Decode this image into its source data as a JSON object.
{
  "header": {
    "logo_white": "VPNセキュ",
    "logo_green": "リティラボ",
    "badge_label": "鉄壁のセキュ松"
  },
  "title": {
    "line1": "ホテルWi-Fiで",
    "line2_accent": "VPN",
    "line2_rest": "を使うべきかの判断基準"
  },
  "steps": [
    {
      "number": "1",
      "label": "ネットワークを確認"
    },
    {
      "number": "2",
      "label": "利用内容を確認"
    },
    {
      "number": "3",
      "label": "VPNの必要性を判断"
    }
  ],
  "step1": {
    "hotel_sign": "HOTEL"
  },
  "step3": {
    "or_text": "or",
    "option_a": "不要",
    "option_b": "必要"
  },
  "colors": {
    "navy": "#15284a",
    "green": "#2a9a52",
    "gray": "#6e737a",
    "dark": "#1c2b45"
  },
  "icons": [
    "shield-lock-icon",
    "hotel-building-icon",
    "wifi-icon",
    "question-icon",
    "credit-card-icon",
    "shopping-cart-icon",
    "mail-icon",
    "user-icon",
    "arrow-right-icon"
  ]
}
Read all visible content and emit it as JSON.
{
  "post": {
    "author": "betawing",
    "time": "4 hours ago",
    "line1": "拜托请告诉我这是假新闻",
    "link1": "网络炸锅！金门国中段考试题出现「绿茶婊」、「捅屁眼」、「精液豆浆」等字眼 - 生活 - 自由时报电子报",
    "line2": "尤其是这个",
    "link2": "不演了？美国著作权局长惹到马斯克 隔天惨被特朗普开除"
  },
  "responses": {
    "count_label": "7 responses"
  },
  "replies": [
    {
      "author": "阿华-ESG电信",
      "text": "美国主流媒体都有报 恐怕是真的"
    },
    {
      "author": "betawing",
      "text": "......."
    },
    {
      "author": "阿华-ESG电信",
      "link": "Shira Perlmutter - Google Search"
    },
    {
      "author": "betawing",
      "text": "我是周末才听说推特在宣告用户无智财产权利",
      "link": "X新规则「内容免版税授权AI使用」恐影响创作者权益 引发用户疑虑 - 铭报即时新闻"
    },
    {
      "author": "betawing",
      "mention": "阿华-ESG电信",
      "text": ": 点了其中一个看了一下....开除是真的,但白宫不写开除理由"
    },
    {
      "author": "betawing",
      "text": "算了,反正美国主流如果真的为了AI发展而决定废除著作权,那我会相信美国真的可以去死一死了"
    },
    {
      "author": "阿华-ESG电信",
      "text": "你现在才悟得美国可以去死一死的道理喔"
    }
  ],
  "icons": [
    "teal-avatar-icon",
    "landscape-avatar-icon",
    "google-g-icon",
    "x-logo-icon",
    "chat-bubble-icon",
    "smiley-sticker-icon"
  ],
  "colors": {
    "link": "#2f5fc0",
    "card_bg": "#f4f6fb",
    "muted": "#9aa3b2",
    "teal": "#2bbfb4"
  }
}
:::::
**TASK OBJECTIVE**
Copy the data above exactly. Every line must be included.

**FINAL RESULT**
Decode this image into its source data as a JSON object.
{
  "header": {
    "logo_white": "VPNセキュ",
    "logo_green": "リティラボ",
    "badge_label": "鉄壁のセキュ松"
  },
  "title": {
    "line1": "ホテルWi-Fiで",
    "line2_accent": "VPN",
    "line2_rest": "を使うべきかの判断基準"
  },
  "steps": [
    {
      "number": "1",
      "label": "ネットワークを確認"
    },
    {
      "number": "2",
      "label": "利用内容を確認"
    },
    {
      "number": "3",
      "label": "VPNの必要性を判断"
    }
  ],
  "step1": {
    "hotel_sign": "HOTEL"
  },
  "step3": {
    "or_text": "or",
    "option_a": "不要",
    "option_b": "必要"
  },
  "colors": {
    "navy": "#15284a",
    "green": "#2a9a52",
    "gray": "#6e737a",
    "dark": "#1c2b45"
  },
  "icons": [
    "shield-lock-icon",
    "hotel-building-icon",
    "wifi-icon",
    "question-icon",
    "credit-card-icon",
    "shopping-cart-icon",
    "mail-icon",
    "user-icon",
    "arrow-right-icon"
  ]
}
Read all visible content and emit it as JSON.
{
  "post": {
    "author": "betawing",
    "time": "4 hours ago",
    "line1": "拜托请告诉我这是假新闻",
    "link1": "网络炸锅！金门国中段考试题出现「绿茶婊」、「捅屁眼」、「精液豆浆」等字眼 - 生活 - 自由时报电子报",
    "line2": "尤其是这个",
    "link2": "不演了？美国著作权局长惹到马斯克 隔天惨被特朗普开除"
  },
  "responses": {
    "count_label": "7 responses"
  },
  "replies": [
    {
      "author": "阿华-ESG电信",
      "text": "美国主流媒体都有报 恐怕是真的"
    },
    {
      "author": "betawing",
      "text": "......."
    },
    {
      "author": "阿华-ESG电信",
      "link": "Shira Perlmutter - Google Search"
    },
    {
      "author": "betawing",
      "text": "我是周末才听说推特在宣告用户无智财产权利",
      "link": "X新规则「内容免版税授权AI使用」恐影响创作者权益 引发用户疑虑 - 铭报即时新闻"
    },
    {
      "author": "betawing",
      "mention": "阿华-ESG电信",
      "text": ": 点了其中一个看了一下....开除是真的,但白宫不写开除理由"
    },
    {
      "author": "betawing",
      "text": "算了,反正美国主流如果真的为了AI发展而决定废除著作权,那我会相信美国真的可以去死一死了"
    },
    {
      "author": "阿华-ESG电信",
      "text": "你现在才悟得美国可以去死一死的道理喔"
    }
  ],
  "icons": [
    "teal-avatar-icon",
    "landscape-avatar-icon",
    "google-g-icon",
    "x-logo-icon",
    "chat-bubble-icon",
    "smiley-sticker-icon"
  ],
  "colors": {
    "link": "#2f5fc0",
    "card_bg": "#f4f6fb",
    "muted": "#9aa3b2",
    "teal": "#2bbfb4"
  }
}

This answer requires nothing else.